▶ [Exercise materials]:
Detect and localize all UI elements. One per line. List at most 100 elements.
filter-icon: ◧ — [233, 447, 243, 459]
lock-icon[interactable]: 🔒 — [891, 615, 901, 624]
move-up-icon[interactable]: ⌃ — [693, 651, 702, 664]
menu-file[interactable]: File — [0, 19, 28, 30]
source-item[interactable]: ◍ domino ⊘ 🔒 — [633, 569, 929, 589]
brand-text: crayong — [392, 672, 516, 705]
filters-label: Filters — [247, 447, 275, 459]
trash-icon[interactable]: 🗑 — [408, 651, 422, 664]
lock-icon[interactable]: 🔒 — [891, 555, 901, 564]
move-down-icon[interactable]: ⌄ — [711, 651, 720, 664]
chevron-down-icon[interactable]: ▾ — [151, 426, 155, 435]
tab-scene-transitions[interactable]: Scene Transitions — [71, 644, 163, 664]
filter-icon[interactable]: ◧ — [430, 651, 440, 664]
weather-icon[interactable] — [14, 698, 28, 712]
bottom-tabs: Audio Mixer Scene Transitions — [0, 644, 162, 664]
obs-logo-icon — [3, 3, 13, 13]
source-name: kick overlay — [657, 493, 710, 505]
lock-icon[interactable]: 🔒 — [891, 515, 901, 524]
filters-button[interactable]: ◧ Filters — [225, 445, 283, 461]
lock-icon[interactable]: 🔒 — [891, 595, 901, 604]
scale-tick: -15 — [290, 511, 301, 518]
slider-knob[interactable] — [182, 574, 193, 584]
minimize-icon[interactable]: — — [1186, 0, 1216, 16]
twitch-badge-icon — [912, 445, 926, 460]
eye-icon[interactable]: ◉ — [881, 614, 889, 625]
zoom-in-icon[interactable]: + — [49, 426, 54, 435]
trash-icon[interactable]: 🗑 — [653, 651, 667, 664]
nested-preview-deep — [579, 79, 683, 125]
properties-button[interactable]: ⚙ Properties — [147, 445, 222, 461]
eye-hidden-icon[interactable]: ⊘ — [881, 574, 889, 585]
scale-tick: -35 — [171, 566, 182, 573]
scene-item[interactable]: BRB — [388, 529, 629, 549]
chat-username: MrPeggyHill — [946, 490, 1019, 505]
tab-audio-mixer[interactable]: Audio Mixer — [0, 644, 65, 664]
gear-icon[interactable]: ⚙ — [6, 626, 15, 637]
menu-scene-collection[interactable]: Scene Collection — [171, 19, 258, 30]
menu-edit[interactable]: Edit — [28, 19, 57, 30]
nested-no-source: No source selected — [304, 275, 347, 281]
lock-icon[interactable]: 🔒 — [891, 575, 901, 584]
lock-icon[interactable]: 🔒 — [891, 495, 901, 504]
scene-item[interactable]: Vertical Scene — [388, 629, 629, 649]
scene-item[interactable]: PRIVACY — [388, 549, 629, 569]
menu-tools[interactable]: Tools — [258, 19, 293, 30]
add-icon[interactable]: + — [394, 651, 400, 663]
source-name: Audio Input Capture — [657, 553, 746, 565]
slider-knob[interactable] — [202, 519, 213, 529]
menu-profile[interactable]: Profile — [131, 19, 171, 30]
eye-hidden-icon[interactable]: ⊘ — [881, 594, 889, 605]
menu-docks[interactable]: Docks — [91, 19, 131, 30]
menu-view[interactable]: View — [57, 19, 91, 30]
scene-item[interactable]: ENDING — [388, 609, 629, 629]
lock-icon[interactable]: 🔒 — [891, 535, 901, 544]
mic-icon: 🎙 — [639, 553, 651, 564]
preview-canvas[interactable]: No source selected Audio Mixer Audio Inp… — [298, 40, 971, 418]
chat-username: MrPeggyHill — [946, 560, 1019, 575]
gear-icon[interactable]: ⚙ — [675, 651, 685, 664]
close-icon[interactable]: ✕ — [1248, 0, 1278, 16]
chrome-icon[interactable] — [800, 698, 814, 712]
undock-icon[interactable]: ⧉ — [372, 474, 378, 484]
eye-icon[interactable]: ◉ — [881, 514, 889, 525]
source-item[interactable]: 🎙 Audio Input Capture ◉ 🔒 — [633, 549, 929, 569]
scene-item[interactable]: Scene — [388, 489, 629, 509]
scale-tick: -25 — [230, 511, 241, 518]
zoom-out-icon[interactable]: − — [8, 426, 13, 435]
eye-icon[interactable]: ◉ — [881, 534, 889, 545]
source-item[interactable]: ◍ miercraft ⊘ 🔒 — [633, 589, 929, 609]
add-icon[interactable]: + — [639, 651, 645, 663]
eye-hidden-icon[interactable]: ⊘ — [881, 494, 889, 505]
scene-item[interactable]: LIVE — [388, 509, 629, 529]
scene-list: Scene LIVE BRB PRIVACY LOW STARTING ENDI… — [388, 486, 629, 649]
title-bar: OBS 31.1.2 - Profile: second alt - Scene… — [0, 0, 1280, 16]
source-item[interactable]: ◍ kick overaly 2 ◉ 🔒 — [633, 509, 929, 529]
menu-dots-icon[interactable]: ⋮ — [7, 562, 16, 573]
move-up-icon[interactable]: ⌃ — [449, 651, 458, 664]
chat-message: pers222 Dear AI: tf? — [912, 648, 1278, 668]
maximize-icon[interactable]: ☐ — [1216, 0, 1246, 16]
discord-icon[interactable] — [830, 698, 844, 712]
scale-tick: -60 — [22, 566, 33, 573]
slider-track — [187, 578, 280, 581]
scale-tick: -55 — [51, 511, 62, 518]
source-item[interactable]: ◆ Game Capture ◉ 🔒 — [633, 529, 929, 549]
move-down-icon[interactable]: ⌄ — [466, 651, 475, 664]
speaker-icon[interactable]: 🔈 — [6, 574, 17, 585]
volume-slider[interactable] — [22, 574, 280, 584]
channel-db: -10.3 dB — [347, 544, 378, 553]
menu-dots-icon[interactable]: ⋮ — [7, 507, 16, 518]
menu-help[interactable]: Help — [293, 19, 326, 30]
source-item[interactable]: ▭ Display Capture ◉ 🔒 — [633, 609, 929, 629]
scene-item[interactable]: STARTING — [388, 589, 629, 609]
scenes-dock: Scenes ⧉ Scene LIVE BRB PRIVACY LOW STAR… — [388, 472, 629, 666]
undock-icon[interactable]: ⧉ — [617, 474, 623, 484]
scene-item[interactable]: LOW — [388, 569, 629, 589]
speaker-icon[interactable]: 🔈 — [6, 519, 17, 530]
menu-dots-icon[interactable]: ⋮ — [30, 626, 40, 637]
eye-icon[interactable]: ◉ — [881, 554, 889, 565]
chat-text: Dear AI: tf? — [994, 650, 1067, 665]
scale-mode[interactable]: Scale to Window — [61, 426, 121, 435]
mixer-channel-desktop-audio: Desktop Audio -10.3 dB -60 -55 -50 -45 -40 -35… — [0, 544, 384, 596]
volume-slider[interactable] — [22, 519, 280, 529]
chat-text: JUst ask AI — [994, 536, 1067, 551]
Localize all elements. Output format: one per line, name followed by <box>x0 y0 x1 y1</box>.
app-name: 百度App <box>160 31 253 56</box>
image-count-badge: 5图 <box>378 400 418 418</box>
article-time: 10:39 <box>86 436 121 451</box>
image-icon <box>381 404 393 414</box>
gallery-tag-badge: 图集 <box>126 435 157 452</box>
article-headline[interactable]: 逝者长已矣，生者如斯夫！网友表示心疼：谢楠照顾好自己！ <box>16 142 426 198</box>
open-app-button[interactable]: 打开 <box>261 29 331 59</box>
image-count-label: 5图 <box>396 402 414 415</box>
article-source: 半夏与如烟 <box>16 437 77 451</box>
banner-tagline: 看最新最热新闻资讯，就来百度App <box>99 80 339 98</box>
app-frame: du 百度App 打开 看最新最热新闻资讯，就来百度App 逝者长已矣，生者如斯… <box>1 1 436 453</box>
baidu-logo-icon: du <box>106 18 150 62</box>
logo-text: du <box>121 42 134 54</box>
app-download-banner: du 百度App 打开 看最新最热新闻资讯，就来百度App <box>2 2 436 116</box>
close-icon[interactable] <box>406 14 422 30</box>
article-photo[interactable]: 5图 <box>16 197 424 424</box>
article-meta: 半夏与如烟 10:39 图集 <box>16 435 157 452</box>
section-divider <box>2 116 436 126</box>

▶ [Objective]:
Duplicate everything from the start of the rows down to the line containing "filter-icon[interactable]: ◧ —", with both ends included.

▶ [Written response]:
Detect and localize all UI elements. One per line. List at most 100 elements.
filter-icon: ◧ — [233, 447, 243, 459]
lock-icon[interactable]: 🔒 — [891, 615, 901, 624]
move-up-icon[interactable]: ⌃ — [693, 651, 702, 664]
menu-file[interactable]: File — [0, 19, 28, 30]
source-item[interactable]: ◍ domino ⊘ 🔒 — [633, 569, 929, 589]
brand-text: crayong — [392, 672, 516, 705]
filters-label: Filters — [247, 447, 275, 459]
trash-icon[interactable]: 🗑 — [408, 651, 422, 664]
lock-icon[interactable]: 🔒 — [891, 555, 901, 564]
move-down-icon[interactable]: ⌄ — [711, 651, 720, 664]
chevron-down-icon[interactable]: ▾ — [151, 426, 155, 435]
tab-scene-transitions[interactable]: Scene Transitions — [71, 644, 163, 664]
filter-icon[interactable]: ◧ — [430, 651, 440, 664]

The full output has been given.